L'albero della storia è sempre verde

L'albero della storia è sempre verde

"Teniamo ben ferma la comprensione del fatto che, di regola, le classi dominanti vincono sempre perché sempre in possesso della comprensione della totalità concettuale della riproduzione sociale, e le classi dominate perdono sempre per la loro stupidità strategica, dovuta all’impossibilità materiale di accedere a questa comprensione intellettuale. Nella storia universale comparata non vi sono assolutamente eccezioni. La prima e l’unica eccezione è il 1917 russo. Per questo, sul piano storico-mondiale, Lenin è molto più grande di Marx. Marx è soltanto il coronamento del grande pensiero idealistico ed umanistico tedesco, ed il fondatore del metodo della comprensione della storia attraverso i modi di produzione. Ma Lenin è molto di più. Lenin è il primo esempio storico in assoluto in cui le classi dominate, sia pure purtroppo soltanto per pochi decenni, hanno potuto vincere contro le classi dominanti. Bisogna dunque studiare con attenzione sia le ragioni della vittoria che le ragioni della sconfitta. Ma esse stanno in un solo complesso di problemi, la natura del partito comunista ed il suo rovesciamento posteriore classistico, individualistico e soprattutto anti- comunitario" Costanzo Preve da "Il modo di produzione comunitario. Il problema del comunismo rimesso sui piedi"

* DATI DI PARTENZA *

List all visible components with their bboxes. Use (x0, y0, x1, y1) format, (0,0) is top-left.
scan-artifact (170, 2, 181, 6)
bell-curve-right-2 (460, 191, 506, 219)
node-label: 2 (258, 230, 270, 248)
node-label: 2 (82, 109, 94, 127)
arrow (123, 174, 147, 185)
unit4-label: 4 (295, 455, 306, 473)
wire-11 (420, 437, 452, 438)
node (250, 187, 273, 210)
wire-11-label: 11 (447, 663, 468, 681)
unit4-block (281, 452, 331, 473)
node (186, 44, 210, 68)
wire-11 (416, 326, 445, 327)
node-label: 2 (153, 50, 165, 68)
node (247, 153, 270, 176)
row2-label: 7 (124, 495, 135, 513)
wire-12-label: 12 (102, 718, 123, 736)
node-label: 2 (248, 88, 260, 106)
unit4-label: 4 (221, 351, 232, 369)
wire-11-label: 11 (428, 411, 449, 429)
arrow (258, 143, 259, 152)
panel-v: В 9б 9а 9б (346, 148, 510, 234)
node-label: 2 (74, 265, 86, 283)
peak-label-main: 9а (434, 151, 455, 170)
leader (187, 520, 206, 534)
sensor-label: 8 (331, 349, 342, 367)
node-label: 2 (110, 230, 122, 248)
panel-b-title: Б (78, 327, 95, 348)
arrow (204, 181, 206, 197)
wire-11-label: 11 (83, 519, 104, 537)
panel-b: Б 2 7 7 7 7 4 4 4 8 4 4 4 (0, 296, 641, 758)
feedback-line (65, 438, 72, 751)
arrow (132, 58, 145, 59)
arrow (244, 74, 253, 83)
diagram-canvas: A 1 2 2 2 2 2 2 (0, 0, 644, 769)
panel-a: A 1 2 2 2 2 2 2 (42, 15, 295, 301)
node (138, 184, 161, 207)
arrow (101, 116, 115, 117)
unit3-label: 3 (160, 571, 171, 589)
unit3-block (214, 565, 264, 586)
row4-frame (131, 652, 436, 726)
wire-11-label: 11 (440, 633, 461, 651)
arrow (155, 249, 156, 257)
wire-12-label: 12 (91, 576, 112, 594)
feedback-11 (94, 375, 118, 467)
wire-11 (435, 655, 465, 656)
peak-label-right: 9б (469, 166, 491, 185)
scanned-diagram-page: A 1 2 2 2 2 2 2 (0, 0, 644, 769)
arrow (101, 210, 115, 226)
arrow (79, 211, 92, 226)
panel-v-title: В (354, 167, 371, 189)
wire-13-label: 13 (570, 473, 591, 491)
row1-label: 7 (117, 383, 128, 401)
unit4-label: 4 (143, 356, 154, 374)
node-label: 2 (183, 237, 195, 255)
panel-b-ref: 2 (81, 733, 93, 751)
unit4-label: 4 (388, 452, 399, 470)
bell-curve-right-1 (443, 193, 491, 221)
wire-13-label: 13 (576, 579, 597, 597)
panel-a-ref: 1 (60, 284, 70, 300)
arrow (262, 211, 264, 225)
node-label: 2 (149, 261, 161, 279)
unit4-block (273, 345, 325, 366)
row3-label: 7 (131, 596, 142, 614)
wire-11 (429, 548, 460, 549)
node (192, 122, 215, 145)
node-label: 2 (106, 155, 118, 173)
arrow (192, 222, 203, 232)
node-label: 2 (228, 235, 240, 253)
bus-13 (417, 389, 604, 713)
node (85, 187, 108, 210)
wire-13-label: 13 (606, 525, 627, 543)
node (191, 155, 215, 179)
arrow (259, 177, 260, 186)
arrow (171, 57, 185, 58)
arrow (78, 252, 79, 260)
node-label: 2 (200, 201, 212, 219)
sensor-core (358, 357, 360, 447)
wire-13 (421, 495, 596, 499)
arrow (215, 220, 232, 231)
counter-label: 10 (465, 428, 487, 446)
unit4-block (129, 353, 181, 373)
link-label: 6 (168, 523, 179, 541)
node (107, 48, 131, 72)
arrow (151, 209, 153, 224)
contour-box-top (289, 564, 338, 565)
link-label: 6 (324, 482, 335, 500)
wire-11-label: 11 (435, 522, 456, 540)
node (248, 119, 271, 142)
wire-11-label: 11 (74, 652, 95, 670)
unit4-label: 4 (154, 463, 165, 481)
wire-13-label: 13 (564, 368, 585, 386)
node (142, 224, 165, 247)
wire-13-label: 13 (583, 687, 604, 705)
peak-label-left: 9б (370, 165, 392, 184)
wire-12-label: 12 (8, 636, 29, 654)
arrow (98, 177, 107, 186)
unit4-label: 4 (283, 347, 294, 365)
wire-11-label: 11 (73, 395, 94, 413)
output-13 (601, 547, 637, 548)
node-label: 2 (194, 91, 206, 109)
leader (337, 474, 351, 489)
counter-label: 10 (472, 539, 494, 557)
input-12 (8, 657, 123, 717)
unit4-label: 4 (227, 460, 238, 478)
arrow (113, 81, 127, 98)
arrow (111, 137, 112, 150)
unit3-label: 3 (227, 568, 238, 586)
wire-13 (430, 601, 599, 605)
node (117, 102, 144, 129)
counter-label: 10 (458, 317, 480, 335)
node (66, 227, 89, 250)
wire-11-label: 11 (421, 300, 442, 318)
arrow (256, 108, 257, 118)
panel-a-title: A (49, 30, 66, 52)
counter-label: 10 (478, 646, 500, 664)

* CONSEGNE *
- 1) Secondo il brano da leggere, quale evento costituisce la prima e l'unica eccezione nella storia universale comparata?
- 2) Elenchi tutte le persone menzionate per nome nel brano da leggere.

* SOLUZIONI *
- 1) Il 1917 russo.

- 2) Lenin, Marx, Costanzo Preve